## Requirement:
In the entries below, count the lines holding "this". Reply with the number only.

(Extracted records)
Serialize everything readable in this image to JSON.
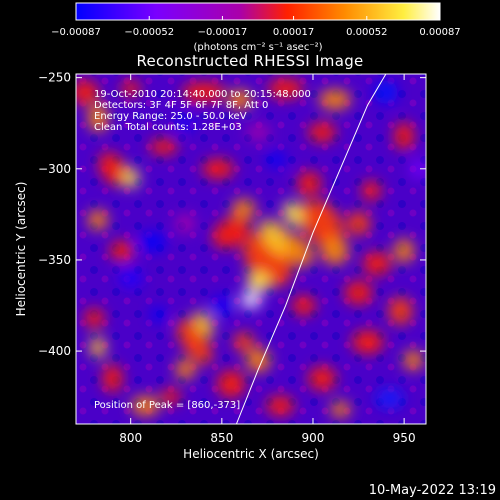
{
  "chart_data": {
    "type": "heatmap",
    "title": "Reconstructed RHESSI Image",
    "xlabel": "Heliocentric X (arcsec)",
    "ylabel": "Heliocentric Y (arcsec)",
    "xlim": [
      770,
      962
    ],
    "ylim": [
      -440,
      -248
    ],
    "x_ticks": [
      800,
      850,
      900,
      950
    ],
    "y_ticks": [
      -250,
      -300,
      -350,
      -400
    ],
    "colorbar": {
      "vmin": -0.00087,
      "vmax": 0.00087,
      "ticks": [
        -0.00087,
        -0.00052,
        -0.00017,
        0.00017,
        0.00052,
        0.00087
      ],
      "tick_labels": [
        "-0.00087",
        "-0.00052",
        "-0.00017",
        "0.00017",
        "0.00052",
        "0.00087"
      ],
      "unit_label": "(photons cm⁻² s⁻¹ asec⁻²)",
      "colormap": [
        "#0000ff",
        "#7a00ff",
        "#cc00aa",
        "#ff2000",
        "#ff8c00",
        "#ffee40",
        "#ffffff"
      ]
    },
    "annotations": [
      "19-Oct-2010 20:14:40.000 to 20:15:48.000",
      "Detectors: 3F 4F 5F 6F 7F 8F, Att 0",
      "Energy Range: 25.0 - 50.0 keV",
      "Clean     Total counts: 1.28E+03"
    ],
    "peak_label": "Position of Peak = [860,-373]",
    "peak": {
      "x": 860,
      "y": -373
    },
    "limb_curve": {
      "x": [
        858,
        870,
        885,
        900,
        915,
        930,
        940
      ],
      "y": [
        -440,
        -410,
        -375,
        -335,
        -300,
        -265,
        -248
      ]
    }
  },
  "footer": {
    "timestamp": "10-May-2022 13:19"
  }
}
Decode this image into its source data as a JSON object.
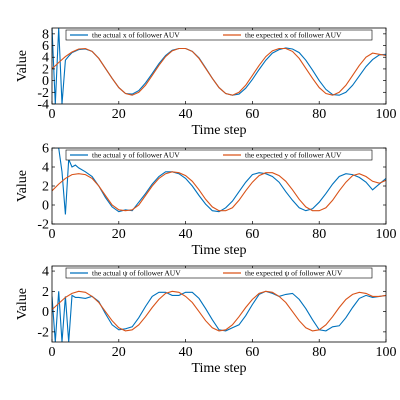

## Full response:
2